● **Short task**: Exactly repeat all the records below, omitting the images they hold.

<<<<

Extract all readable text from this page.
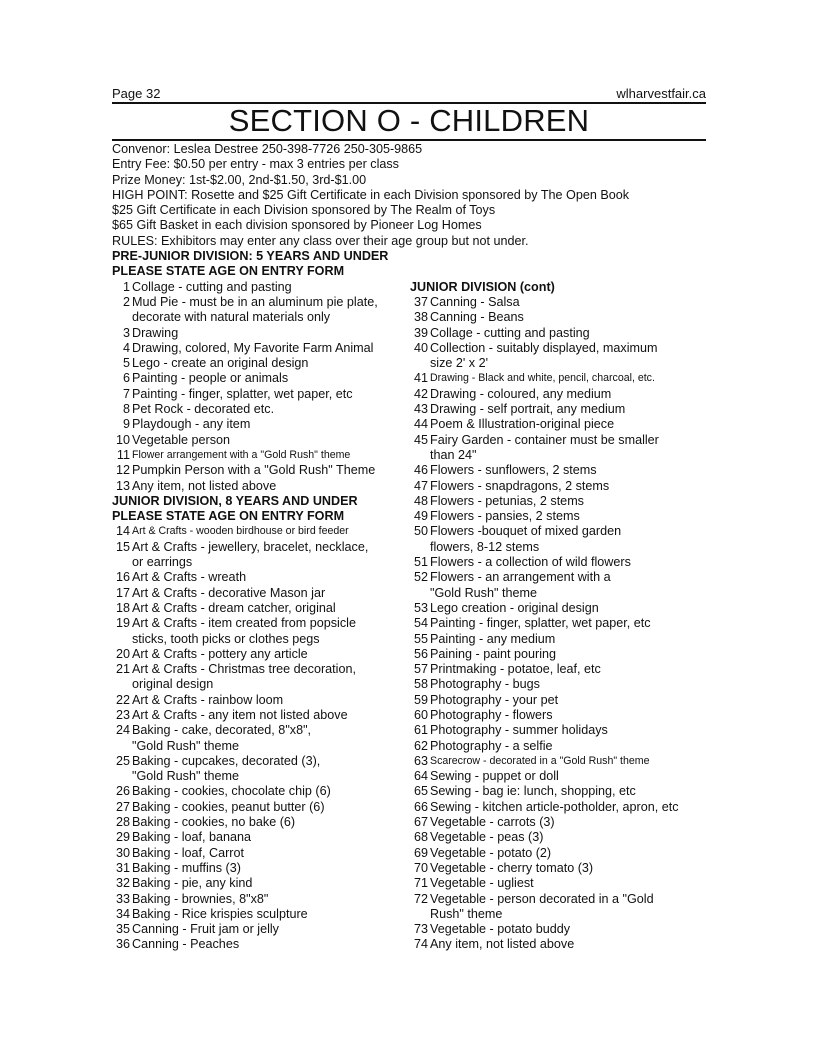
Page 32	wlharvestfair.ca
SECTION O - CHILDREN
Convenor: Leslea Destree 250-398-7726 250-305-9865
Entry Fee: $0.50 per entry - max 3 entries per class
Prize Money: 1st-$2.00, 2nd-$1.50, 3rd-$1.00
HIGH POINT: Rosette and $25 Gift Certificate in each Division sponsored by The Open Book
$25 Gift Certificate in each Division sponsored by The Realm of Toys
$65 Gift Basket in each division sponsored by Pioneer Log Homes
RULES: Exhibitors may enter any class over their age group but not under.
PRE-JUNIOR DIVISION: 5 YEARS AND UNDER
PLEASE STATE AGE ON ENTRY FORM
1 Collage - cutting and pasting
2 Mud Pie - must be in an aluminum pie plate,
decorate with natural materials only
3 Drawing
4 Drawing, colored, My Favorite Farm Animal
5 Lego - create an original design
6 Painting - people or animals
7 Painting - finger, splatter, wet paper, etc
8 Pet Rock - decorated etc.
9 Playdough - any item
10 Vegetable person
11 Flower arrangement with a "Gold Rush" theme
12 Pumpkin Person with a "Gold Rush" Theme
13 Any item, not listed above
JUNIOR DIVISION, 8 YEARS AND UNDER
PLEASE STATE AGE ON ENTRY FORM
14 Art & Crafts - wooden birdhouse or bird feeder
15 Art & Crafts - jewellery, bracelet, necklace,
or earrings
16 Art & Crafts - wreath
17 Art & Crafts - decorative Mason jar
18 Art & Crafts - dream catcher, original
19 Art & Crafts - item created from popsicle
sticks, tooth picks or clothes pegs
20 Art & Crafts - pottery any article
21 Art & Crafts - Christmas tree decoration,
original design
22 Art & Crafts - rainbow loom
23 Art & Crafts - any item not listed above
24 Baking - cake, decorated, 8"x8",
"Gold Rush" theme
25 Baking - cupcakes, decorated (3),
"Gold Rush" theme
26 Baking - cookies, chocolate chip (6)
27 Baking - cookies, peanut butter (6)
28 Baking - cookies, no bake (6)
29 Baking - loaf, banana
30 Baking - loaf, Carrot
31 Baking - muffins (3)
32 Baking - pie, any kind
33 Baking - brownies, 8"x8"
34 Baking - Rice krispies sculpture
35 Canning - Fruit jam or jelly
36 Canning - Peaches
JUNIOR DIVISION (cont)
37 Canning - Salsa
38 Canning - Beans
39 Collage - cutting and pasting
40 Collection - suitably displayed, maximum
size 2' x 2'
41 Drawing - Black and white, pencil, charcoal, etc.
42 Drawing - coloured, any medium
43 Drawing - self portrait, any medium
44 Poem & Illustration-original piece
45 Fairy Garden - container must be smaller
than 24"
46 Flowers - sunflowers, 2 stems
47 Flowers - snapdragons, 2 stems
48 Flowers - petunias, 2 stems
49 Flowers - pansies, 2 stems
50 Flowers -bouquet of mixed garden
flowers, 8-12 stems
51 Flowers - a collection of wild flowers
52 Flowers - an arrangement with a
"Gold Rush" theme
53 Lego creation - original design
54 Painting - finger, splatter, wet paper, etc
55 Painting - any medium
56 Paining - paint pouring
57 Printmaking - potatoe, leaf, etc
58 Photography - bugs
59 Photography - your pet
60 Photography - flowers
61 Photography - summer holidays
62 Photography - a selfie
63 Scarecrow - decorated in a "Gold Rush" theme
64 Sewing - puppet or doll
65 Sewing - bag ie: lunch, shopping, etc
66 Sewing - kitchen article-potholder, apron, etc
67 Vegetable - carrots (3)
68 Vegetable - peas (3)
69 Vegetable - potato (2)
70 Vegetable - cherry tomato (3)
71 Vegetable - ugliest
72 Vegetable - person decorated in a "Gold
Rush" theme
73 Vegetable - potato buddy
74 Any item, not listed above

>>>>

● **Solution for this problem**:
Extract all readable text from this page.
Page 32	wlharvestfair.ca
SECTION O - CHILDREN
Convenor: Leslea Destree 250-398-7726 250-305-9865
Entry Fee: $0.50 per entry - max 3 entries per class
Prize Money: 1st-$2.00, 2nd-$1.50, 3rd-$1.00
HIGH POINT: Rosette and $25 Gift Certificate in each Division sponsored by The Open Book
$25 Gift Certificate in each Division sponsored by The Realm of Toys
$65 Gift Basket in each division sponsored by Pioneer Log Homes
RULES: Exhibitors may enter any class over their age group but not under.
PRE-JUNIOR DIVISION: 5 YEARS AND UNDER
PLEASE STATE AGE ON ENTRY FORM
1 Collage - cutting and pasting
2 Mud Pie - must be in an aluminum pie plate,
decorate with natural materials only
3 Drawing
4 Drawing, colored, My Favorite Farm Animal
5 Lego - create an original design
6 Painting - people or animals
7 Painting - finger, splatter, wet paper, etc
8 Pet Rock - decorated etc.
9 Playdough - any item
10 Vegetable person
11 Flower arrangement with a "Gold Rush" theme
12 Pumpkin Person with a "Gold Rush" Theme
13 Any item, not listed above
JUNIOR DIVISION, 8 YEARS AND UNDER
PLEASE STATE AGE ON ENTRY FORM
14 Art & Crafts - wooden birdhouse or bird feeder
15 Art & Crafts - jewellery, bracelet, necklace,
or earrings
16 Art & Crafts - wreath
17 Art & Crafts - decorative Mason jar
18 Art & Crafts - dream catcher, original
19 Art & Crafts - item created from popsicle
sticks, tooth picks or clothes pegs
20 Art & Crafts - pottery any article
21 Art & Crafts - Christmas tree decoration,
original design
22 Art & Crafts - rainbow loom
23 Art & Crafts - any item not listed above
24 Baking - cake, decorated, 8"x8",
"Gold Rush" theme
25 Baking - cupcakes, decorated (3),
"Gold Rush" theme
26 Baking - cookies, chocolate chip (6)
27 Baking - cookies, peanut butter (6)
28 Baking - cookies, no bake (6)
29 Baking - loaf, banana
30 Baking - loaf, Carrot
31 Baking - muffins (3)
32 Baking - pie, any kind
33 Baking - brownies, 8"x8"
34 Baking - Rice krispies sculpture
35 Canning - Fruit jam or jelly
36 Canning - Peaches
JUNIOR DIVISION (cont)
37 Canning - Salsa
38 Canning - Beans
39 Collage - cutting and pasting
40 Collection - suitably displayed, maximum
size 2' x 2'
41 Drawing - Black and white, pencil, charcoal, etc.
42 Drawing - coloured, any medium
43 Drawing - self portrait, any medium
44 Poem & Illustration-original piece
45 Fairy Garden - container must be smaller
than 24"
46 Flowers - sunflowers, 2 stems
47 Flowers - snapdragons, 2 stems
48 Flowers - petunias, 2 stems
49 Flowers - pansies, 2 stems
50 Flowers -bouquet of mixed garden
flowers, 8-12 stems
51 Flowers - a collection of wild flowers
52 Flowers - an arrangement with a
"Gold Rush" theme
53 Lego creation - original design
54 Painting - finger, splatter, wet paper, etc
55 Painting - any medium
56 Paining - paint pouring
57 Printmaking - potatoe, leaf, etc
58 Photography - bugs
59 Photography - your pet
60 Photography - flowers
61 Photography - summer holidays
62 Photography - a selfie
63 Scarecrow - decorated in a "Gold Rush" theme
64 Sewing - puppet or doll
65 Sewing - bag ie: lunch, shopping, etc
66 Sewing - kitchen article-potholder, apron, etc
67 Vegetable - carrots (3)
68 Vegetable - peas (3)
69 Vegetable - potato (2)
70 Vegetable - cherry tomato (3)
71 Vegetable - ugliest
72 Vegetable - person decorated in a "Gold
Rush" theme
73 Vegetable - potato buddy
74 Any item, not listed above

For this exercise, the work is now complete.